----- Extracted information -----

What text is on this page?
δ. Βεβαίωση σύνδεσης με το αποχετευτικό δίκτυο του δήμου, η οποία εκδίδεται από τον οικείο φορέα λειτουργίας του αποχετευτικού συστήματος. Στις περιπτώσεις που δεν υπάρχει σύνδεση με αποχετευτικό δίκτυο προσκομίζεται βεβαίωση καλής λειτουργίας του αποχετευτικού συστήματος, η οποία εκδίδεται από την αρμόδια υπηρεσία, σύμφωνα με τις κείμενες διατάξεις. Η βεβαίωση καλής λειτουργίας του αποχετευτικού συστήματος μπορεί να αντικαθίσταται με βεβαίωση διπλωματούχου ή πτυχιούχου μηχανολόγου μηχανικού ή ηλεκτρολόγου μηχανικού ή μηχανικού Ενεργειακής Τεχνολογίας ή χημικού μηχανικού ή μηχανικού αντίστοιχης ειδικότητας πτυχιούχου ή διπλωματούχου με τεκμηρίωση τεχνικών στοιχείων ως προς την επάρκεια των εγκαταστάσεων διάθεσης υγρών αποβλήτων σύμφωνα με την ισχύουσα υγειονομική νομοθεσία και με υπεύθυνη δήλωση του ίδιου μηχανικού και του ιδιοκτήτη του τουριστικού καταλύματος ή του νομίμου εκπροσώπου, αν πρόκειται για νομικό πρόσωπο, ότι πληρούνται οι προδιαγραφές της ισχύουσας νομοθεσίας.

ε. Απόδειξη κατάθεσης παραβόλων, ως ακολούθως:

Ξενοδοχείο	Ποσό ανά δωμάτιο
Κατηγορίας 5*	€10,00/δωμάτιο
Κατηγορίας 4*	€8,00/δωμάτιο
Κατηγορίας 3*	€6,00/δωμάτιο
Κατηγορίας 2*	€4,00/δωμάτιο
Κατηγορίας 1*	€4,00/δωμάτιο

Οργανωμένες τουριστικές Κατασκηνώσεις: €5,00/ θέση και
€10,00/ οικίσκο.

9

-----

• _Goal_:
Identify every line where the string "Κατηγορίας" appears.

• _Full solution_:
Κατηγορίας 5*	€10,00/δωμάτιο
Κατηγορίας 4*	€8,00/δωμάτιο
Κατηγορίας 3*	€6,00/δωμάτιο
Κατηγορίας 2*	€4,00/δωμάτιο
Κατηγορίας 1*	€4,00/δωμάτιο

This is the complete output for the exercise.